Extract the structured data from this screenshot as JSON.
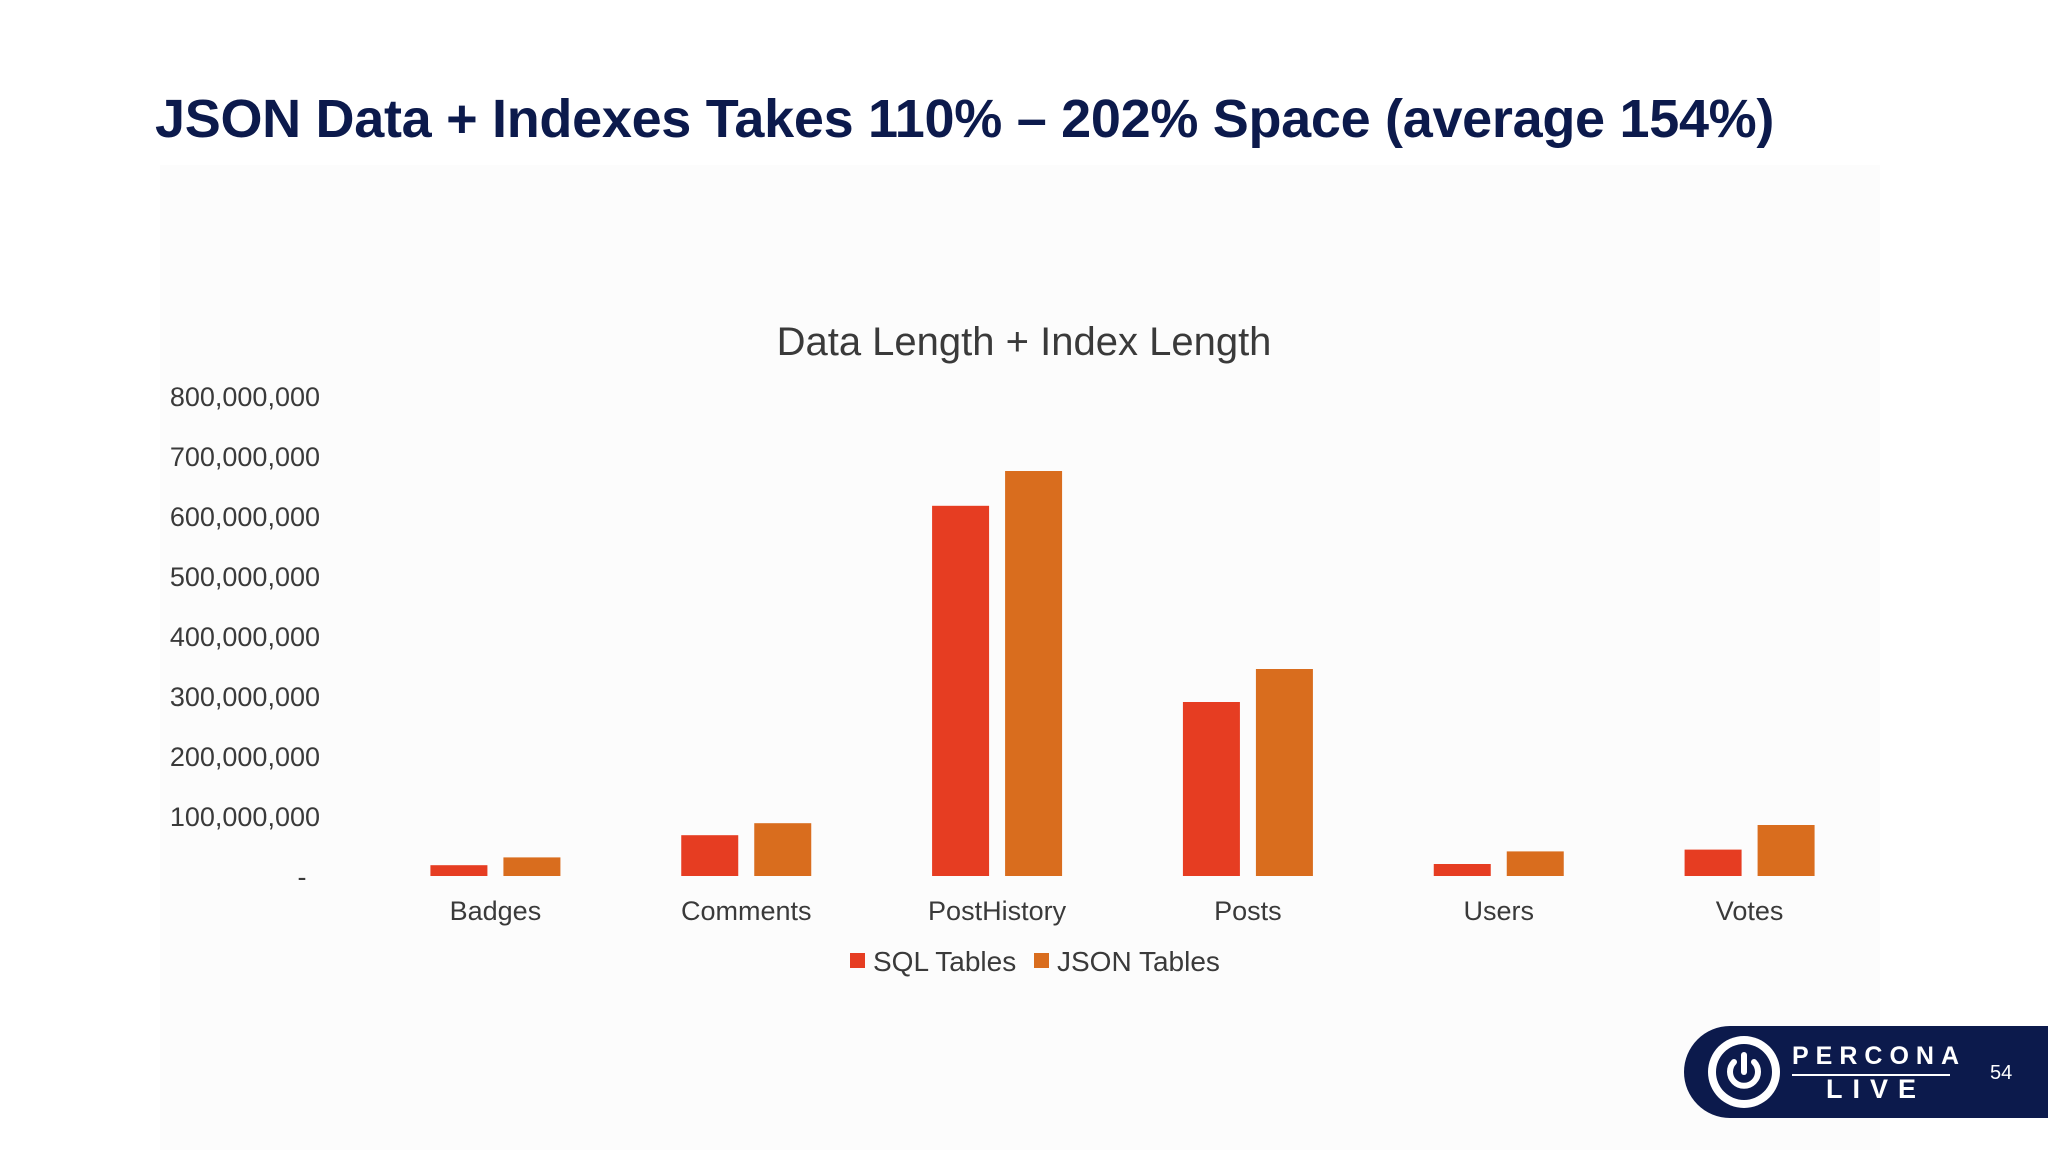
{
  "slide": {
    "title": "JSON Data + Indexes Takes 110% – 202% Space (average 154%)",
    "page_number": "54"
  },
  "logo": {
    "word1": "PERCONA",
    "word2": "LIVE",
    "icon": "power-icon"
  },
  "colors": {
    "title": "#0c1a4c",
    "sql": "#e63d22",
    "json": "#d96d1e",
    "brand": "#0c1a4c",
    "text": "#3a3a3a"
  },
  "chart_data": {
    "type": "bar",
    "title": "Data Length + Index Length",
    "xlabel": "",
    "ylabel": "",
    "categories": [
      "Badges",
      "Comments",
      "PostHistory",
      "Posts",
      "Users",
      "Votes"
    ],
    "series": [
      {
        "name": "SQL Tables",
        "values": [
          18000000,
          68000000,
          617000000,
          290000000,
          20000000,
          44000000
        ]
      },
      {
        "name": "JSON Tables",
        "values": [
          31000000,
          88000000,
          675000000,
          345000000,
          41000000,
          85000000
        ]
      }
    ],
    "ylim": [
      0,
      800000000
    ],
    "ytick_values": [
      0,
      100000000,
      200000000,
      300000000,
      400000000,
      500000000,
      600000000,
      700000000,
      800000000
    ],
    "ytick_labels": [
      "-",
      "100,000,000",
      "200,000,000",
      "300,000,000",
      "400,000,000",
      "500,000,000",
      "600,000,000",
      "700,000,000",
      "800,000,000"
    ],
    "grid": false,
    "legend": "bottom"
  }
}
□ □ □
▶ **Written task**:
All of the entries above should be duplicated exactly, except for the pictures.

▶ **Response**:
Extract the structured data from this screenshot as JSON.
{
  "slide": {
    "title": "JSON Data + Indexes Takes 110% – 202% Space (average 154%)",
    "page_number": "54"
  },
  "logo": {
    "word1": "PERCONA",
    "word2": "LIVE",
    "icon": "power-icon"
  },
  "colors": {
    "title": "#0c1a4c",
    "sql": "#e63d22",
    "json": "#d96d1e",
    "brand": "#0c1a4c",
    "text": "#3a3a3a"
  },
  "chart_data": {
    "type": "bar",
    "title": "Data Length + Index Length",
    "xlabel": "",
    "ylabel": "",
    "categories": [
      "Badges",
      "Comments",
      "PostHistory",
      "Posts",
      "Users",
      "Votes"
    ],
    "series": [
      {
        "name": "SQL Tables",
        "values": [
          18000000,
          68000000,
          617000000,
          290000000,
          20000000,
          44000000
        ]
      },
      {
        "name": "JSON Tables",
        "values": [
          31000000,
          88000000,
          675000000,
          345000000,
          41000000,
          85000000
        ]
      }
    ],
    "ylim": [
      0,
      800000000
    ],
    "ytick_values": [
      0,
      100000000,
      200000000,
      300000000,
      400000000,
      500000000,
      600000000,
      700000000,
      800000000
    ],
    "ytick_labels": [
      "-",
      "100,000,000",
      "200,000,000",
      "300,000,000",
      "400,000,000",
      "500,000,000",
      "600,000,000",
      "700,000,000",
      "800,000,000"
    ],
    "grid": false,
    "legend": "bottom"
  }
}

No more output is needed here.